• _EXERCISE DETAILS_
Repeat what the lines below say, word for word, and skip every image.

Recorded data
┌────────

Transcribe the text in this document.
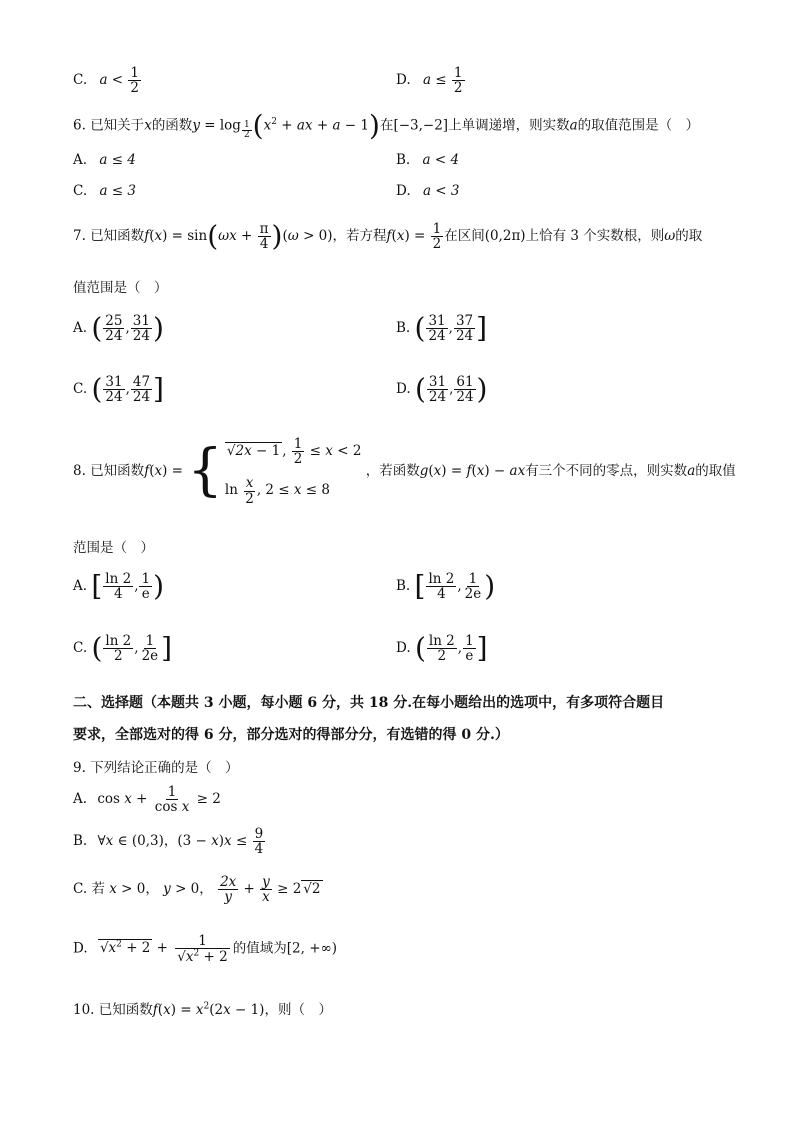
C. $a < \frac{1}{2}$	D. $a \le \frac{1}{2}$
6. 已知关于x的函数y = log $_{\frac{1}{2}}$ ($x^2$ + ax + a − 1)在[−3,−2]上单调递增，则实数a的取值范围是（　）
A. a ≤ 4	B. a < 4
C. a ≤ 3	D. a < 3
7. 已知函数$f(x) = \sin(\omega x + \frac{\pi}{4} )(\omega > 0)$，若方程$f(x) = \frac{1}{2}$ 在区间(0,2π)上恰有 3 个实数根，则ω的取
值范围是（　）
A. ( $\frac{25}{24}$ , $\frac{31}{24}$ )	B. ( $\frac{31}{24}$ , $\frac{37}{24}$ ]
C. ( $\frac{31}{24}$ , $\frac{47}{24}$ ]	D. ( $\frac{31}{24}$ , $\frac{61}{24}$ )
8. 已知函数f(x) = { √2x − 1 , $\frac{1}{2} \le x < 2$
$\ln \frac{x}{2}$ , 2 ≤ x ≤ 8
，若函数g(x) = f(x) − ax有三个不同的零点，则实数a的取值
范围是（　）
A. [ $\frac{\ln 2}{4}$ , $\frac{1}{e}$ )	B. [ $\frac{\ln 2}{4}$ , $\frac{1}{2e}$ )
C. ( $\frac{\ln 2}{2}$ , $\frac{1}{2e}$ ]	D. ( $\frac{\ln 2}{2}$ , $\frac{1}{e}$ ]
二、选择题（本题共 3 小题，每小题 6 分，共 18 分.在每小题给出的选项中，有多项符合题目
要求，全部选对的得 6 分，部分选对的得部分分，有选错的得 0 分.）
9. 下列结论正确的是（　）
A. $\cos x + \frac{1}{\text{cos x}} \ge 2$
B. ∀x ∈ (0,3)，$(3 - x)x \le \frac{9}{4}$
C. 若 x > 0， y > 0， $\frac{2x}{y} + \frac{y}{x} \ge 2$ √2
D. $√x^2 + 2 + \frac{1}{√x^2 + 2}$ 的值域为[2, +∞)
10. 已知函数$f(x) = x^2(2x - 1)$，则（　）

└────────

• _WRITTEN ANSWER_
Transcribe the text in this document.
C. $a < \frac{1}{2}$	D. $a \le \frac{1}{2}$
6. 已知关于x的函数y = log $_{\frac{1}{2}}$ ($x^2$ + ax + a − 1)在[−3,−2]上单调递增，则实数a的取值范围是（　）
A. a ≤ 4	B. a < 4
C. a ≤ 3	D. a < 3
7. 已知函数$f(x) = \sin(\omega x + \frac{\pi}{4} )(\omega > 0)$，若方程$f(x) = \frac{1}{2}$ 在区间(0,2π)上恰有 3 个实数根，则ω的取
值范围是（　）
A. ( $\frac{25}{24}$ , $\frac{31}{24}$ )	B. ( $\frac{31}{24}$ , $\frac{37}{24}$ ]
C. ( $\frac{31}{24}$ , $\frac{47}{24}$ ]	D. ( $\frac{31}{24}$ , $\frac{61}{24}$ )
8. 已知函数f(x) = { √2x − 1 , $\frac{1}{2} \le x < 2$
$\ln \frac{x}{2}$ , 2 ≤ x ≤ 8
，若函数g(x) = f(x) − ax有三个不同的零点，则实数a的取值
范围是（　）
A. [ $\frac{\ln 2}{4}$ , $\frac{1}{e}$ )	B. [ $\frac{\ln 2}{4}$ , $\frac{1}{2e}$ )
C. ( $\frac{\ln 2}{2}$ , $\frac{1}{2e}$ ]	D. ( $\frac{\ln 2}{2}$ , $\frac{1}{e}$ ]
二、选择题（本题共 3 小题，每小题 6 分，共 18 分.在每小题给出的选项中，有多项符合题目
要求，全部选对的得 6 分，部分选对的得部分分，有选错的得 0 分.）
9. 下列结论正确的是（　）
A. $\cos x + \frac{1}{\text{cos x}} \ge 2$
B. ∀x ∈ (0,3)，$(3 - x)x \le \frac{9}{4}$
C. 若 x > 0， y > 0， $\frac{2x}{y} + \frac{y}{x} \ge 2$ √2
D. $√x^2 + 2 + \frac{1}{√x^2 + 2}$ 的值域为[2, +∞)
10. 已知函数$f(x) = x^2(2x - 1)$，则（　）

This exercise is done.